• **Task instructions**:
Set down the whole listing verbatim.

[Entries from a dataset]
· · ·

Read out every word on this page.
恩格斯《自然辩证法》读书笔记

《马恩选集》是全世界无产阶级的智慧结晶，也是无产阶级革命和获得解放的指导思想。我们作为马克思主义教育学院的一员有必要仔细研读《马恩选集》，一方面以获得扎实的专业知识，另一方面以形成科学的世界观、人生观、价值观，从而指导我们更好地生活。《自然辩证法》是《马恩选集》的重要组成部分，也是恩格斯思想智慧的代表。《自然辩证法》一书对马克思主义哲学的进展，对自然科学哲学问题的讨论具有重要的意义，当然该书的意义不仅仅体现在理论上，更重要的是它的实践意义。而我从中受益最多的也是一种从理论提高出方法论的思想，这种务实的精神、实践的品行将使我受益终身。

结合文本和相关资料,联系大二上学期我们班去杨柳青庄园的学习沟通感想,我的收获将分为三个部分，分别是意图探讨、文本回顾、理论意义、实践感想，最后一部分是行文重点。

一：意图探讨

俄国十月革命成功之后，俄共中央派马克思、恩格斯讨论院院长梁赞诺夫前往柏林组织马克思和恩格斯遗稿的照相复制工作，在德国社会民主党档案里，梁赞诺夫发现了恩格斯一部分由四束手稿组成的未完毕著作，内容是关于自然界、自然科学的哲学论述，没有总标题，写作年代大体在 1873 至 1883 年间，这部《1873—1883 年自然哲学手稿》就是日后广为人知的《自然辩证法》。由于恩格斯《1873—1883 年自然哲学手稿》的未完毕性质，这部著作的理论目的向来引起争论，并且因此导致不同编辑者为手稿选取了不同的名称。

· · ·

• **Solution**:
Read out every word on this page.
恩格斯《自然辩证法》读书笔记

《马恩选集》是全世界无产阶级的智慧结晶，也是无产阶级革命和获得解放的指导思想。我们作为马克思主义教育学院的一员有必要仔细研读《马恩选集》，一方面以获得扎实的专业知识，另一方面以形成科学的世界观、人生观、价值观，从而指导我们更好地生活。《自然辩证法》是《马恩选集》的重要组成部分，也是恩格斯思想智慧的代表。《自然辩证法》一书对马克思主义哲学的进展，对自然科学哲学问题的讨论具有重要的意义，当然该书的意义不仅仅体现在理论上，更重要的是它的实践意义。而我从中受益最多的也是一种从理论提高出方法论的思想，这种务实的精神、实践的品行将使我受益终身。

结合文本和相关资料,联系大二上学期我们班去杨柳青庄园的学习沟通感想,我的收获将分为三个部分，分别是意图探讨、文本回顾、理论意义、实践感想，最后一部分是行文重点。

一：意图探讨

俄国十月革命成功之后，俄共中央派马克思、恩格斯讨论院院长梁赞诺夫前往柏林组织马克思和恩格斯遗稿的照相复制工作，在德国社会民主党档案里，梁赞诺夫发现了恩格斯一部分由四束手稿组成的未完毕著作，内容是关于自然界、自然科学的哲学论述，没有总标题，写作年代大体在 1873 至 1883 年间，这部《1873—1883 年自然哲学手稿》就是日后广为人知的《自然辩证法》。由于恩格斯《1873—1883 年自然哲学手稿》的未完毕性质，这部著作的理论目的向来引起争论，并且因此导致不同编辑者为手稿选取了不同的名称。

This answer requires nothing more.